Copy all of the material exactly. Pictures are not to appear in the copy.

ITEMS:
****************************************
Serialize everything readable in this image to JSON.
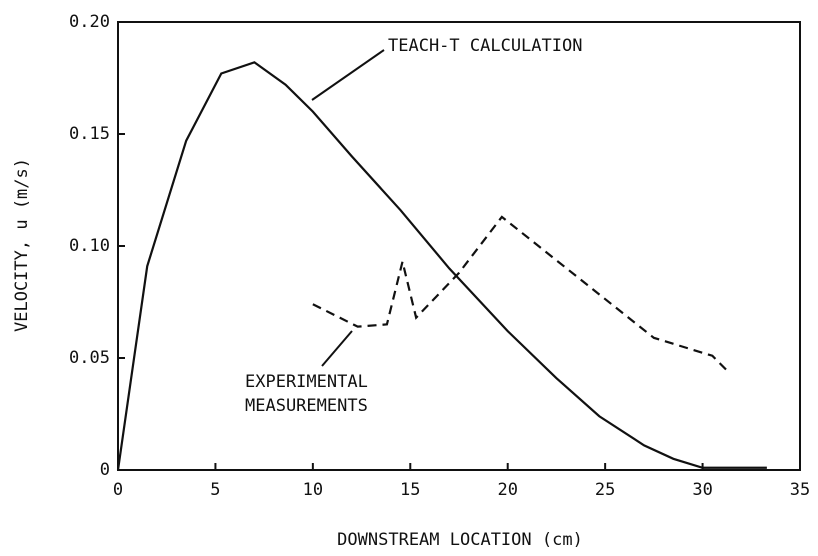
{
  "chart_data": {
    "type": "line",
    "x_label": "DOWNSTREAM LOCATION (cm)",
    "y_label": "VELOCITY, u (m/s)",
    "annotations": [
      "TEACH-T CALCULATION",
      "EXPERIMENTAL",
      "MEASUREMENTS"
    ],
    "xlim": [
      0,
      35
    ],
    "xticks": [
      0,
      5,
      10,
      15,
      20,
      25,
      30,
      35
    ],
    "ylim": [
      0,
      0.2
    ],
    "yticks": [
      0,
      0.05,
      {
        "value": 0.1,
        "label": "0.10"
      },
      0.15,
      {
        "value": 0.2,
        "label": "0.20"
      }
    ],
    "series": [
      {
        "color": "#111111",
        "dash": false,
        "x": [
          0,
          1.5,
          3.5,
          5.3,
          7,
          8.6,
          10,
          12,
          14.5,
          17,
          20,
          22.5,
          24.7,
          27,
          28.5,
          30,
          33.3
        ],
        "values": [
          0,
          0.091,
          0.147,
          0.177,
          0.182,
          0.172,
          0.16,
          0.14,
          0.116,
          0.09,
          0.062,
          0.041,
          0.024,
          0.011,
          0.005,
          0.001,
          0.001
        ]
      },
      {
        "color": "#111111",
        "dash": true,
        "x": [
          10,
          12.3,
          13.8,
          14.6,
          15.3,
          17.5,
          19.7,
          27.5,
          30.5,
          31.3
        ],
        "values": [
          0.074,
          0.064,
          0.065,
          0.093,
          0.068,
          0.088,
          0.113,
          0.059,
          0.051,
          0.044
        ]
      }
    ]
  }
}
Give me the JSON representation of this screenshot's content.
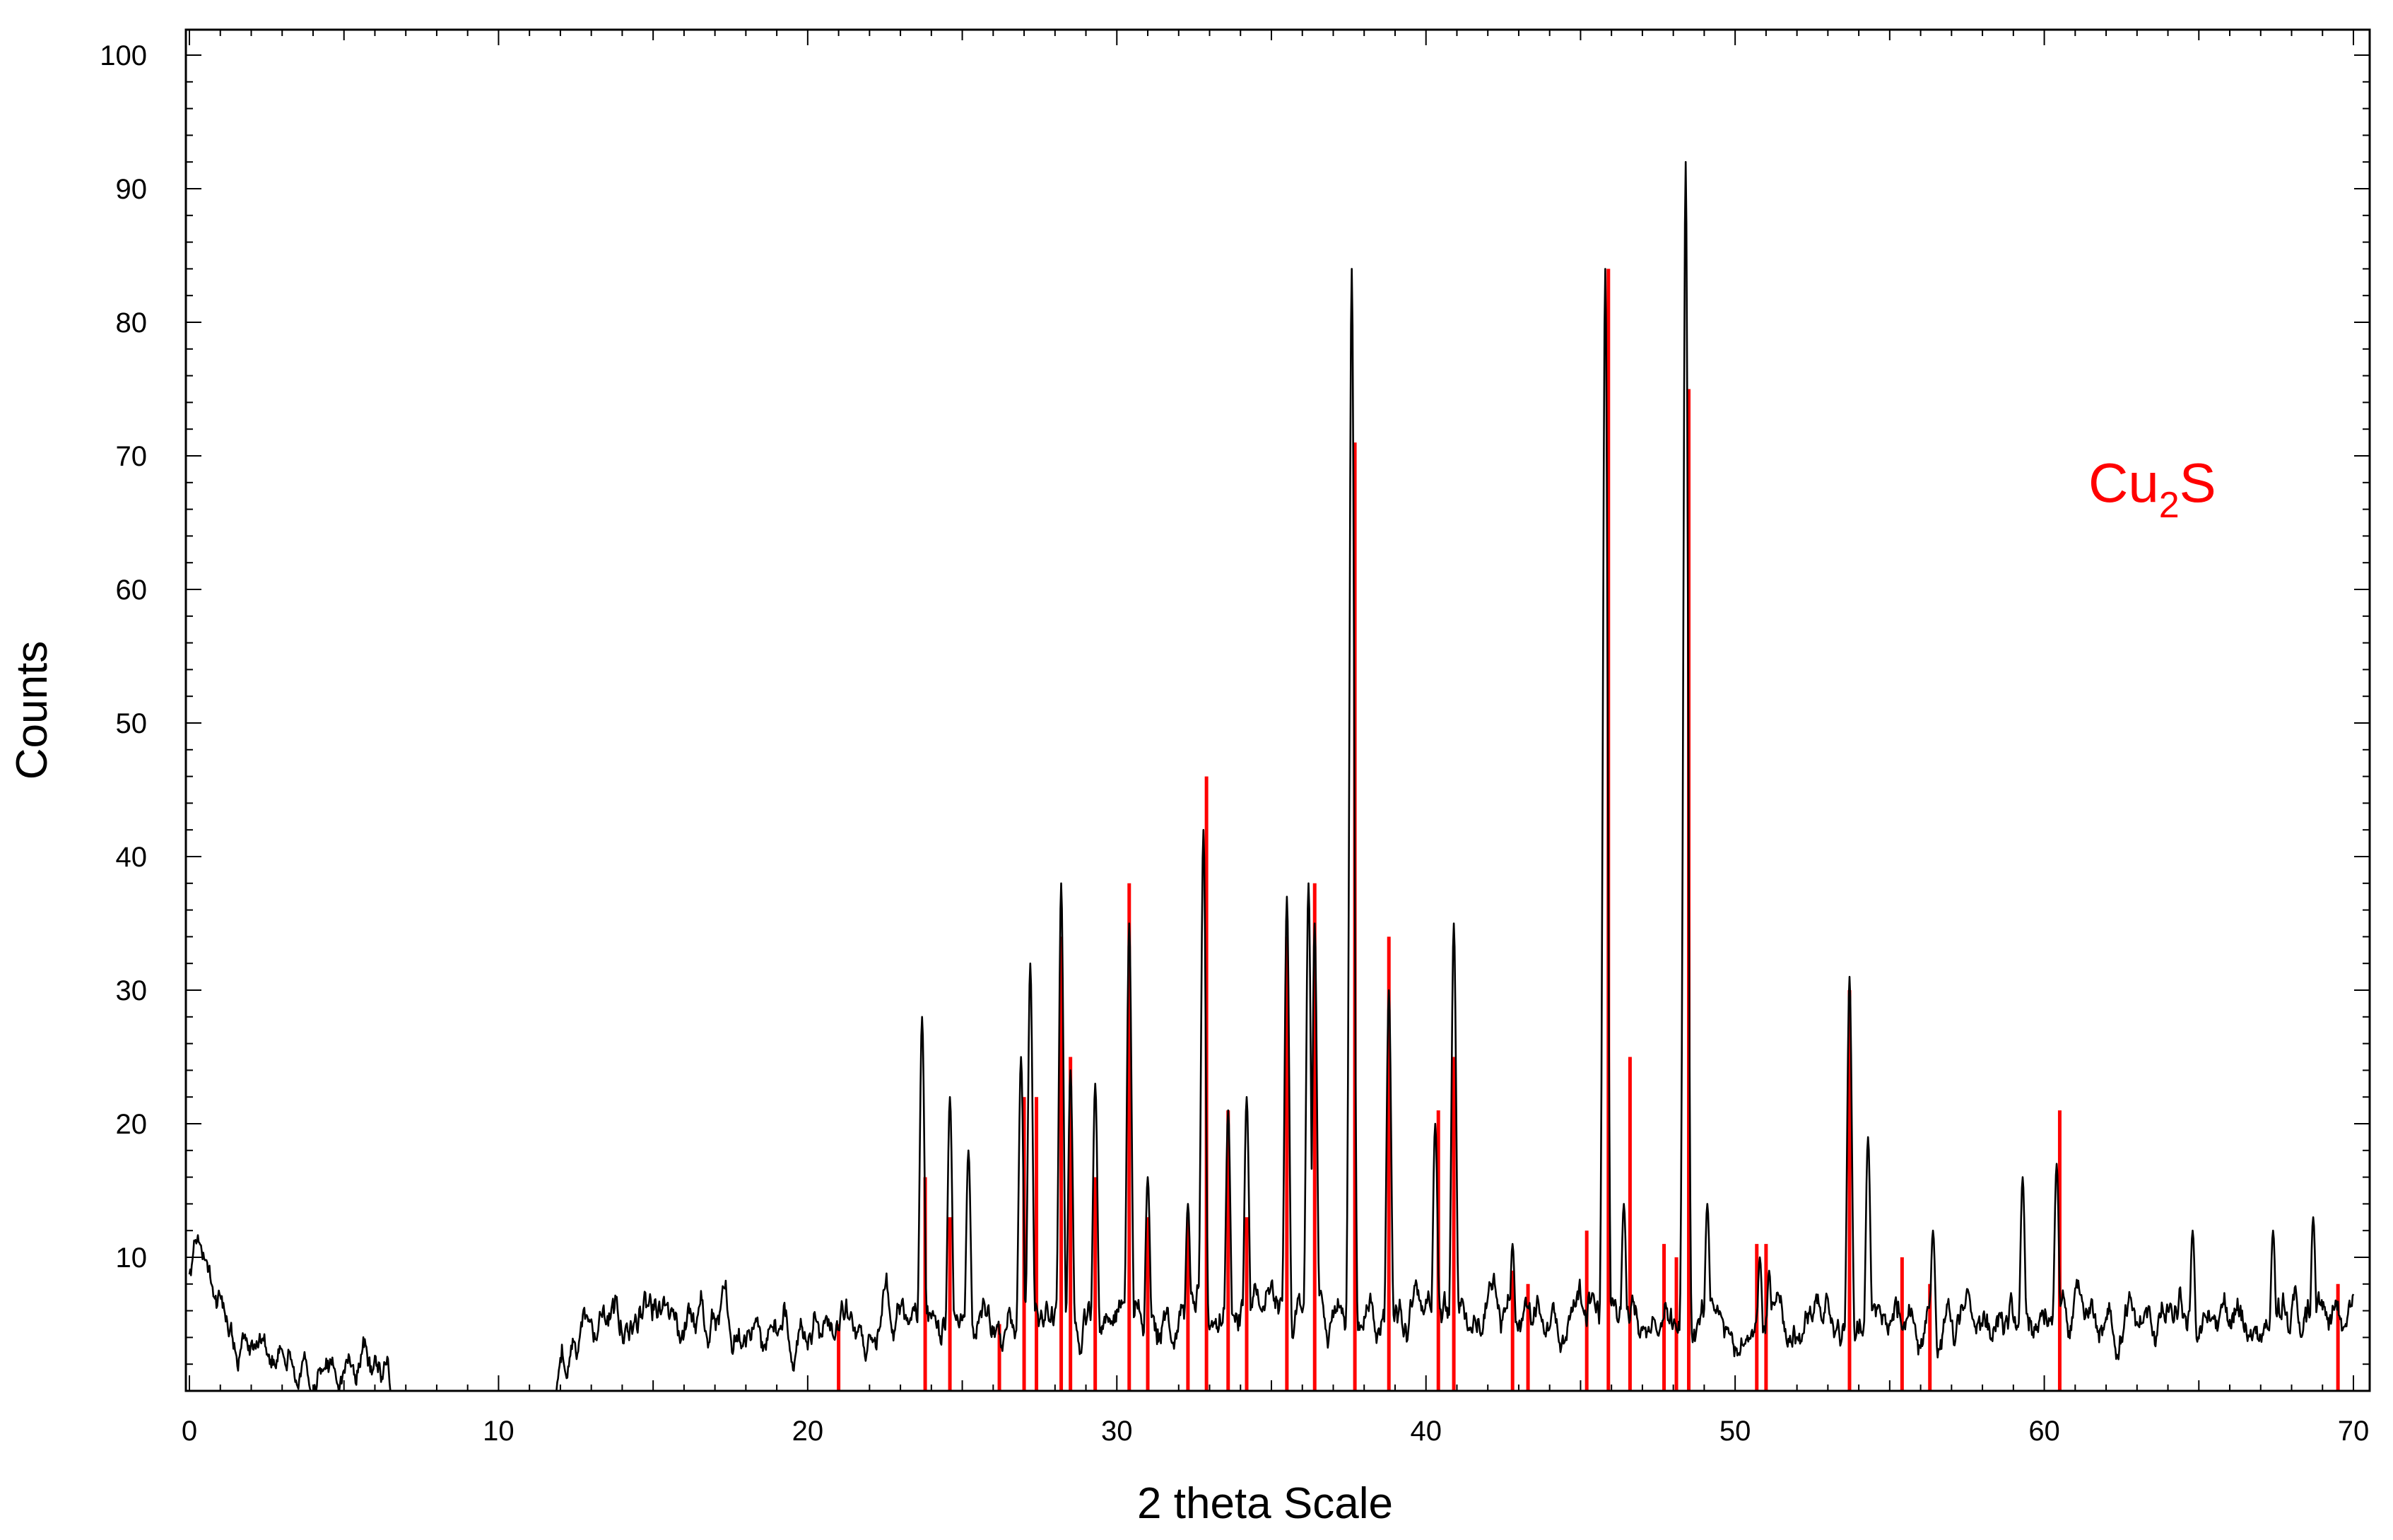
{
  "chart_data": {
    "type": "line",
    "title": "",
    "xlabel": "2 theta Scale",
    "ylabel": "Counts",
    "xlim": [
      0,
      70
    ],
    "ylim": [
      0,
      100
    ],
    "x_ticks": [
      0,
      10,
      20,
      30,
      40,
      50,
      60,
      70
    ],
    "y_ticks": [
      10,
      20,
      30,
      40,
      50,
      60,
      70,
      80,
      90,
      100
    ],
    "grid": false,
    "legend": "none",
    "annotation": {
      "base": "Cu",
      "sub": "2",
      "tail": "S",
      "color": "#ff0000"
    },
    "series": [
      {
        "type": "line",
        "color": "#000000",
        "peaks": [
          [
            23.7,
            28
          ],
          [
            24.6,
            22
          ],
          [
            25.2,
            18
          ],
          [
            26.9,
            25
          ],
          [
            27.2,
            32
          ],
          [
            28.2,
            38
          ],
          [
            28.5,
            24
          ],
          [
            29.3,
            23
          ],
          [
            30.4,
            35
          ],
          [
            31.0,
            16
          ],
          [
            32.3,
            14
          ],
          [
            32.8,
            42
          ],
          [
            33.6,
            21
          ],
          [
            34.2,
            22
          ],
          [
            35.5,
            37
          ],
          [
            36.2,
            38
          ],
          [
            36.4,
            35
          ],
          [
            37.6,
            84
          ],
          [
            38.8,
            30
          ],
          [
            40.3,
            20
          ],
          [
            40.9,
            35
          ],
          [
            42.8,
            11
          ],
          [
            45.8,
            84
          ],
          [
            46.4,
            14
          ],
          [
            48.4,
            92
          ],
          [
            49.1,
            14
          ],
          [
            50.8,
            10
          ],
          [
            51.1,
            9
          ],
          [
            53.7,
            31
          ],
          [
            54.3,
            19
          ],
          [
            56.4,
            12
          ],
          [
            59.3,
            16
          ],
          [
            60.4,
            17
          ],
          [
            64.8,
            12
          ],
          [
            67.4,
            12
          ],
          [
            68.7,
            13
          ]
        ],
        "baseline": [
          [
            0,
            7
          ],
          [
            0.3,
            11
          ],
          [
            1.0,
            6
          ],
          [
            2.0,
            3
          ],
          [
            3.5,
            1.5
          ],
          [
            5.0,
            1.5
          ],
          [
            6.0,
            1.2
          ],
          [
            7.0,
            0
          ],
          [
            10.0,
            0
          ],
          [
            11.8,
            0
          ],
          [
            12.5,
            5
          ],
          [
            16.0,
            5
          ],
          [
            22.0,
            5
          ],
          [
            35.0,
            6
          ],
          [
            42.0,
            6
          ],
          [
            50.0,
            5
          ],
          [
            70.0,
            5
          ]
        ],
        "noise_amplitude": 3.5
      },
      {
        "type": "stick",
        "color": "#ff0000",
        "values": [
          [
            21.0,
            5
          ],
          [
            23.8,
            16
          ],
          [
            24.6,
            13
          ],
          [
            26.2,
            5
          ],
          [
            27.0,
            22
          ],
          [
            27.4,
            22
          ],
          [
            28.2,
            34
          ],
          [
            28.5,
            25
          ],
          [
            29.3,
            16
          ],
          [
            30.4,
            38
          ],
          [
            31.0,
            13
          ],
          [
            32.3,
            13
          ],
          [
            32.9,
            46
          ],
          [
            33.6,
            21
          ],
          [
            34.2,
            13
          ],
          [
            35.5,
            34
          ],
          [
            36.4,
            38
          ],
          [
            37.7,
            71
          ],
          [
            38.8,
            34
          ],
          [
            40.4,
            21
          ],
          [
            40.9,
            25
          ],
          [
            42.8,
            9
          ],
          [
            43.3,
            8
          ],
          [
            45.2,
            12
          ],
          [
            45.9,
            84
          ],
          [
            46.6,
            25
          ],
          [
            47.7,
            11
          ],
          [
            48.1,
            10
          ],
          [
            48.5,
            75
          ],
          [
            50.7,
            11
          ],
          [
            51.0,
            11
          ],
          [
            53.7,
            30
          ],
          [
            55.4,
            10
          ],
          [
            56.3,
            8
          ],
          [
            60.5,
            21
          ],
          [
            69.5,
            8
          ]
        ]
      }
    ]
  }
}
****************************************
ANSWER:
Serialize everything readable in this image to JSON.
{
  "chart_data": {
    "type": "line",
    "x_label": "DOWNSTREAM LOCATION (cm)",
    "y_label": "VELOCITY, u (m/s)",
    "annotations": [
      "TEACH-T CALCULATION",
      "EXPERIMENTAL",
      "MEASUREMENTS"
    ],
    "xlim": [
      0,
      35
    ],
    "xticks": [
      0,
      5,
      10,
      15,
      20,
      25,
      30,
      35
    ],
    "ylim": [
      0,
      0.2
    ],
    "yticks": [
      0,
      0.05,
      {
        "value": 0.1,
        "label": "0.10"
      },
      0.15,
      {
        "value": 0.2,
        "label": "0.20"
      }
    ],
    "series": [
      {
        "color": "#111111",
        "dash": false,
        "x": [
          0,
          1.5,
          3.5,
          5.3,
          7,
          8.6,
          10,
          12,
          14.5,
          17,
          20,
          22.5,
          24.7,
          27,
          28.5,
          30,
          33.3
        ],
        "values": [
          0,
          0.091,
          0.147,
          0.177,
          0.182,
          0.172,
          0.16,
          0.14,
          0.116,
          0.09,
          0.062,
          0.041,
          0.024,
          0.011,
          0.005,
          0.001,
          0.001
        ]
      },
      {
        "color": "#111111",
        "dash": true,
        "x": [
          10,
          12.3,
          13.8,
          14.6,
          15.3,
          17.5,
          19.7,
          27.5,
          30.5,
          31.3
        ],
        "values": [
          0.074,
          0.064,
          0.065,
          0.093,
          0.068,
          0.088,
          0.113,
          0.059,
          0.051,
          0.044
        ]
      }
    ]
  }
}
Give me the JSON representation of this screenshot's content.
{
  "chart_data": {
    "type": "line",
    "title": "",
    "xlabel": "2 theta Scale",
    "ylabel": "Counts",
    "xlim": [
      0,
      70
    ],
    "ylim": [
      0,
      100
    ],
    "x_ticks": [
      0,
      10,
      20,
      30,
      40,
      50,
      60,
      70
    ],
    "y_ticks": [
      10,
      20,
      30,
      40,
      50,
      60,
      70,
      80,
      90,
      100
    ],
    "grid": false,
    "legend": "none",
    "annotation": {
      "base": "Cu",
      "sub": "2",
      "tail": "S",
      "color": "#ff0000"
    },
    "series": [
      {
        "type": "line",
        "color": "#000000",
        "peaks": [
          [
            23.7,
            28
          ],
          [
            24.6,
            22
          ],
          [
            25.2,
            18
          ],
          [
            26.9,
            25
          ],
          [
            27.2,
            32
          ],
          [
            28.2,
            38
          ],
          [
            28.5,
            24
          ],
          [
            29.3,
            23
          ],
          [
            30.4,
            35
          ],
          [
            31.0,
            16
          ],
          [
            32.3,
            14
          ],
          [
            32.8,
            42
          ],
          [
            33.6,
            21
          ],
          [
            34.2,
            22
          ],
          [
            35.5,
            37
          ],
          [
            36.2,
            38
          ],
          [
            36.4,
            35
          ],
          [
            37.6,
            84
          ],
          [
            38.8,
            30
          ],
          [
            40.3,
            20
          ],
          [
            40.9,
            35
          ],
          [
            42.8,
            11
          ],
          [
            45.8,
            84
          ],
          [
            46.4,
            14
          ],
          [
            48.4,
            92
          ],
          [
            49.1,
            14
          ],
          [
            50.8,
            10
          ],
          [
            51.1,
            9
          ],
          [
            53.7,
            31
          ],
          [
            54.3,
            19
          ],
          [
            56.4,
            12
          ],
          [
            59.3,
            16
          ],
          [
            60.4,
            17
          ],
          [
            64.8,
            12
          ],
          [
            67.4,
            12
          ],
          [
            68.7,
            13
          ]
        ],
        "baseline": [
          [
            0,
            7
          ],
          [
            0.3,
            11
          ],
          [
            1.0,
            6
          ],
          [
            2.0,
            3
          ],
          [
            3.5,
            1.5
          ],
          [
            5.0,
            1.5
          ],
          [
            6.0,
            1.2
          ],
          [
            7.0,
            0
          ],
          [
            10.0,
            0
          ],
          [
            11.8,
            0
          ],
          [
            12.5,
            5
          ],
          [
            16.0,
            5
          ],
          [
            22.0,
            5
          ],
          [
            35.0,
            6
          ],
          [
            42.0,
            6
          ],
          [
            50.0,
            5
          ],
          [
            70.0,
            5
          ]
        ],
        "noise_amplitude": 3.5
      },
      {
        "type": "stick",
        "color": "#ff0000",
        "values": [
          [
            21.0,
            5
          ],
          [
            23.8,
            16
          ],
          [
            24.6,
            13
          ],
          [
            26.2,
            5
          ],
          [
            27.0,
            22
          ],
          [
            27.4,
            22
          ],
          [
            28.2,
            34
          ],
          [
            28.5,
            25
          ],
          [
            29.3,
            16
          ],
          [
            30.4,
            38
          ],
          [
            31.0,
            13
          ],
          [
            32.3,
            13
          ],
          [
            32.9,
            46
          ],
          [
            33.6,
            21
          ],
          [
            34.2,
            13
          ],
          [
            35.5,
            34
          ],
          [
            36.4,
            38
          ],
          [
            37.7,
            71
          ],
          [
            38.8,
            34
          ],
          [
            40.4,
            21
          ],
          [
            40.9,
            25
          ],
          [
            42.8,
            9
          ],
          [
            43.3,
            8
          ],
          [
            45.2,
            12
          ],
          [
            45.9,
            84
          ],
          [
            46.6,
            25
          ],
          [
            47.7,
            11
          ],
          [
            48.1,
            10
          ],
          [
            48.5,
            75
          ],
          [
            50.7,
            11
          ],
          [
            51.0,
            11
          ],
          [
            53.7,
            30
          ],
          [
            55.4,
            10
          ],
          [
            56.3,
            8
          ],
          [
            60.5,
            21
          ],
          [
            69.5,
            8
          ]
        ]
      }
    ]
  }
}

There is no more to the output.